--- Start of The input ---

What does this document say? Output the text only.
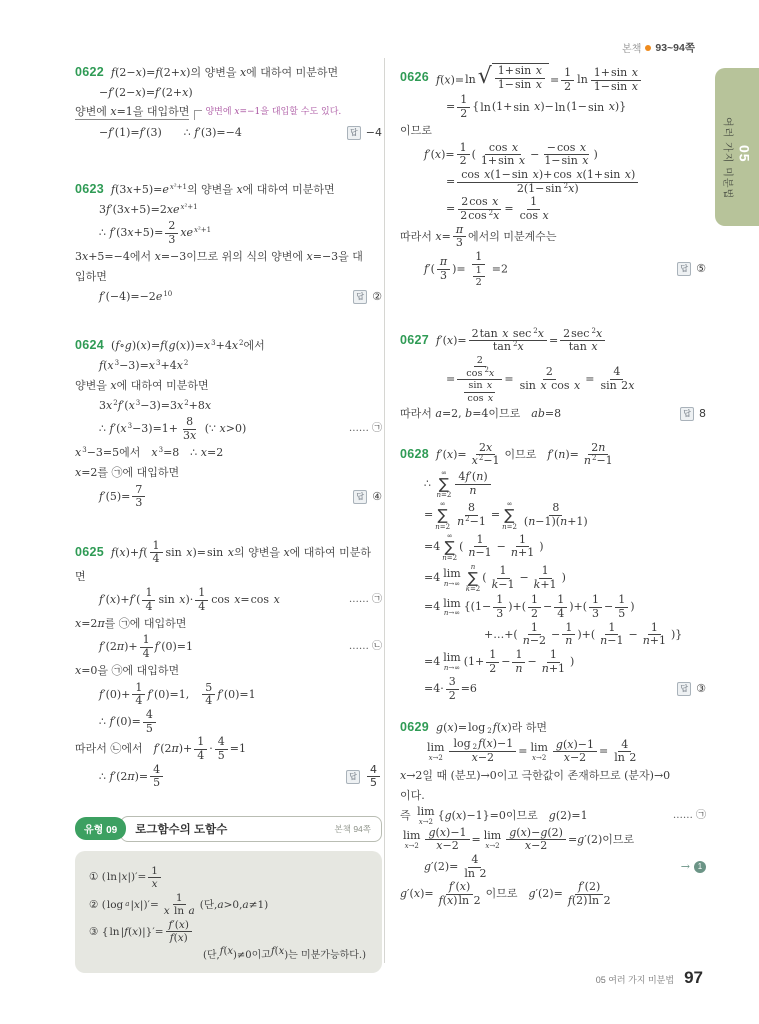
본책 93~94쪽
05
여러 가지 미분법
0622 f(2−x)=f(2+x)의 양변을 x에 대하여 미분하면
−f′(2−x)=f′(2+x)
양변에 x=1을 대입하면 양변에 x=−1을 대입할 수도 있다.
−f′(1)=f′(3)  ∴ f′(3)=−4	답 −4
0623 $f(3x+5)=e^{x^2+1}$의 양변을 x에 대하여 미분하면
$3f'(3x+5)=2xe^{x^2+1}$
∴ $f'(3x+5)= \frac{2}{3} xe^{x^2+1}$
3x+5=−4에서 x=−3이므로 위의 식의 양변에 x=−3을 대
입하면
$f'(-4)=-2e^{10}$	답 ②
0624 $(f\circ g)(x)=f(g(x))=x^3+4x^2$에서
$f(x^3-3)=x^3+4x^2$
양변을 x에 대하여 미분하면
$3x^2f'(x^3-3)=3x^2+8x$
∴ $f'(x^3-3)=1+ \frac{8}{3x}$ (∵ x>0)	…… ㉠
$x^3-3=5$에서 $x^3=8$ ∴ x=2
x=2를 ㉠에 대입하면
$f'(5)= \frac{7}{3}$	답 ④
0625 $f(x)+f( \frac{1}{4}$ sin x)=sin x의 양변을 x에 대하여 미분하
면
$f'(x)+f'( \frac{1}{4}$ $\sin x)\cdot \frac{1}{4}$ cos x=cos x	…… ㉠
x=2π를 ㉠에 대입하면
$f'(2\pi)+ \frac{1}{4} f'(0)=1$	…… ㉡
x=0을 ㉠에 대입하면
$f'(0)+ \frac{1}{4} f'(0)=1$,  $\frac{5}{4} f'(0)=1$
∴ $f'(0)= \frac{4}{5}$
따라서 ㉡에서 $f'(2\pi)+ \frac{1}{4} \cdot \frac{4}{5} =1$
∴ $f'(2\pi)= \frac{4}{5}$	답 $\frac{4}{5}$
유형 09	로그함수의 도함수	본책 94쪽
① ( ln | x |)′=
1
x
② ( log a | x |)′=
1
x ln a (단, a >0, a ≠1)
③ { ln | f ( x )|}′=
f′(x)
f(x)
(단, f ( x )≠0이고 f ( x )는 미분가능하다.)
0626 f(x)=ln √ $\frac{\text{1+sin x}}{\text{1−sin x}} = \frac{1}{2}$ $\ln \frac{\text{1+sin x}}{\text{1−sin x}}$
= $\frac{1}{2} \{\ln(1+\sin$ x)−ln(1−sin x)}
이므로
$f'(x)= \frac{1}{2}$ ( $\frac{\text{cos x}}{\text{1+sin x}} - \frac{\text{−cos x}}{\text{1−sin x}}$ )
= $\frac{\text{cos x(1−sin x)+cos x(1+sin x)}}{2(1-\sin ^2x)}$
= $\frac{\text{2cos x}}{2\cos ^2x} = \frac{1}{\text{cos x}}$
따라서 $x= \frac{\pi}{3}$ 에서의 미분계수는
$f'( \frac{\pi}{3}$ )= $\frac{1}{\frac{1}{2}} =2$	답 ⑤
0627 f′(x)=
2tan x sec $^2$x
tan $^2$x =
2sec $^2$x
tan x
= $\frac{\frac{2}{\cos ^2x}}{\frac{\text{sin x}}{\text{cos x}}} = \frac{2}{\text{sin x cos x}} = \frac{4}{\sin 2x}$
따라서 a=2, b=4이므로 ab=8	답 8
0628 $f'(x)= \frac{2x}{x^2-1}$ 이므로 $f'(n)= \frac{2n}{n^2-1}$
∴
∞
∑
$n=2 \frac{4f'(n)}{n}$
=
∞
∑
$n=2 \frac{8}{n^2-1}$ =
∞
∑
$n=2 \frac{8}{(n-1)(n+1)}$
=4
∞
∑
n=2
( $\frac{1}{n-1} - \frac{1}{n+1}$ )
=4 lim
n→∞
n
∑
k=2
( $\frac{1}{k-1} - \frac{1}{k+1}$ )
=4 lim
n→∞ {($1- \frac{1}{3}$ )+( $\frac{1}{2} - \frac{1}{4}$ )+( $\frac{1}{3} - \frac{1}{5}$ )
+…+( $\frac{1}{n-2} - \frac{1}{n}$ )+( $\frac{1}{n-1} - \frac{1}{n+1}$ )}
=4 lim
n→∞ ($1+ \frac{1}{2} - \frac{1}{n} - \frac{1}{n+1}$ )
$=4\cdot \frac{3}{2} =6$	답 ③
0629 g(x)=log 2f(x)라 하면
lim
$x\to 2 \frac{\log 2f(x)-1}{x-2} = \lim$
$x\to 2 \frac{g(x)-1}{x-2} = \frac{4}{\ln 2}$
x→2일 때 (분모)→0이고 극한값이 존재하므로 (분자)→0
이다.
즉 lim
x→2 {g(x)−1}=0이므로 g(2)=1	…… ㉠
lim
$x\to 2 \frac{g(x)-1}{x-2} = \lim$
$x\to 2 \frac{g(x)-g(2)}{x-2} =g'(2)$이므로
$g'(2)= \frac{4}{\ln 2}$	→ 1
$g'(x)= \frac{f'(x)}{f(x)\ln 2}$ 이므로 $g'(2)= \frac{f'(2)}{f(2)\ln 2}$
05 여러 가지 미분법 97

--- End of The input ---

What this task involves >> Skip every picture and transcribe the data above exactly.

Response to this task >>
What does this document say? Output the text only.
본책 93~94쪽
05
여러 가지 미분법
0622 f(2−x)=f(2+x)의 양변을 x에 대하여 미분하면
−f′(2−x)=f′(2+x)
양변에 x=1을 대입하면 양변에 x=−1을 대입할 수도 있다.
−f′(1)=f′(3)  ∴ f′(3)=−4	답 −4
0623 $f(3x+5)=e^{x^2+1}$의 양변을 x에 대하여 미분하면
$3f'(3x+5)=2xe^{x^2+1}$
∴ $f'(3x+5)= \frac{2}{3} xe^{x^2+1}$
3x+5=−4에서 x=−3이므로 위의 식의 양변에 x=−3을 대
입하면
$f'(-4)=-2e^{10}$	답 ②
0624 $(f\circ g)(x)=f(g(x))=x^3+4x^2$에서
$f(x^3-3)=x^3+4x^2$
양변을 x에 대하여 미분하면
$3x^2f'(x^3-3)=3x^2+8x$
∴ $f'(x^3-3)=1+ \frac{8}{3x}$ (∵ x>0)	…… ㉠
$x^3-3=5$에서 $x^3=8$ ∴ x=2
x=2를 ㉠에 대입하면
$f'(5)= \frac{7}{3}$	답 ④
0625 $f(x)+f( \frac{1}{4}$ sin x)=sin x의 양변을 x에 대하여 미분하
면
$f'(x)+f'( \frac{1}{4}$ $\sin x)\cdot \frac{1}{4}$ cos x=cos x	…… ㉠
x=2π를 ㉠에 대입하면
$f'(2\pi)+ \frac{1}{4} f'(0)=1$	…… ㉡
x=0을 ㉠에 대입하면
$f'(0)+ \frac{1}{4} f'(0)=1$,  $\frac{5}{4} f'(0)=1$
∴ $f'(0)= \frac{4}{5}$
따라서 ㉡에서 $f'(2\pi)+ \frac{1}{4} \cdot \frac{4}{5} =1$
∴ $f'(2\pi)= \frac{4}{5}$	답 $\frac{4}{5}$
유형 09	로그함수의 도함수	본책 94쪽
① ( ln | x |)′=
1
x
② ( log a | x |)′=
1
x ln a (단, a >0, a ≠1)
③ { ln | f ( x )|}′=
f′(x)
f(x)
(단, f ( x )≠0이고 f ( x )는 미분가능하다.)
0626 f(x)=ln √ $\frac{\text{1+sin x}}{\text{1−sin x}} = \frac{1}{2}$ $\ln \frac{\text{1+sin x}}{\text{1−sin x}}$
= $\frac{1}{2} \{\ln(1+\sin$ x)−ln(1−sin x)}
이므로
$f'(x)= \frac{1}{2}$ ( $\frac{\text{cos x}}{\text{1+sin x}} - \frac{\text{−cos x}}{\text{1−sin x}}$ )
= $\frac{\text{cos x(1−sin x)+cos x(1+sin x)}}{2(1-\sin ^2x)}$
= $\frac{\text{2cos x}}{2\cos ^2x} = \frac{1}{\text{cos x}}$
따라서 $x= \frac{\pi}{3}$ 에서의 미분계수는
$f'( \frac{\pi}{3}$ )= $\frac{1}{\frac{1}{2}} =2$	답 ⑤
0627 f′(x)=
2tan x sec $^2$x
tan $^2$x =
2sec $^2$x
tan x
= $\frac{\frac{2}{\cos ^2x}}{\frac{\text{sin x}}{\text{cos x}}} = \frac{2}{\text{sin x cos x}} = \frac{4}{\sin 2x}$
따라서 a=2, b=4이므로 ab=8	답 8
0628 $f'(x)= \frac{2x}{x^2-1}$ 이므로 $f'(n)= \frac{2n}{n^2-1}$
∴
∞
∑
$n=2 \frac{4f'(n)}{n}$
=
∞
∑
$n=2 \frac{8}{n^2-1}$ =
∞
∑
$n=2 \frac{8}{(n-1)(n+1)}$
=4
∞
∑
n=2
( $\frac{1}{n-1} - \frac{1}{n+1}$ )
=4 lim
n→∞
n
∑
k=2
( $\frac{1}{k-1} - \frac{1}{k+1}$ )
=4 lim
n→∞ {($1- \frac{1}{3}$ )+( $\frac{1}{2} - \frac{1}{4}$ )+( $\frac{1}{3} - \frac{1}{5}$ )
+…+( $\frac{1}{n-2} - \frac{1}{n}$ )+( $\frac{1}{n-1} - \frac{1}{n+1}$ )}
=4 lim
n→∞ ($1+ \frac{1}{2} - \frac{1}{n} - \frac{1}{n+1}$ )
$=4\cdot \frac{3}{2} =6$	답 ③
0629 g(x)=log 2f(x)라 하면
lim
$x\to 2 \frac{\log 2f(x)-1}{x-2} = \lim$
$x\to 2 \frac{g(x)-1}{x-2} = \frac{4}{\ln 2}$
x→2일 때 (분모)→0이고 극한값이 존재하므로 (분자)→0
이다.
즉 lim
x→2 {g(x)−1}=0이므로 g(2)=1	…… ㉠
lim
$x\to 2 \frac{g(x)-1}{x-2} = \lim$
$x\to 2 \frac{g(x)-g(2)}{x-2} =g'(2)$이므로
$g'(2)= \frac{4}{\ln 2}$	→ 1
$g'(x)= \frac{f'(x)}{f(x)\ln 2}$ 이므로 $g'(2)= \frac{f'(2)}{f(2)\ln 2}$
05 여러 가지 미분법 97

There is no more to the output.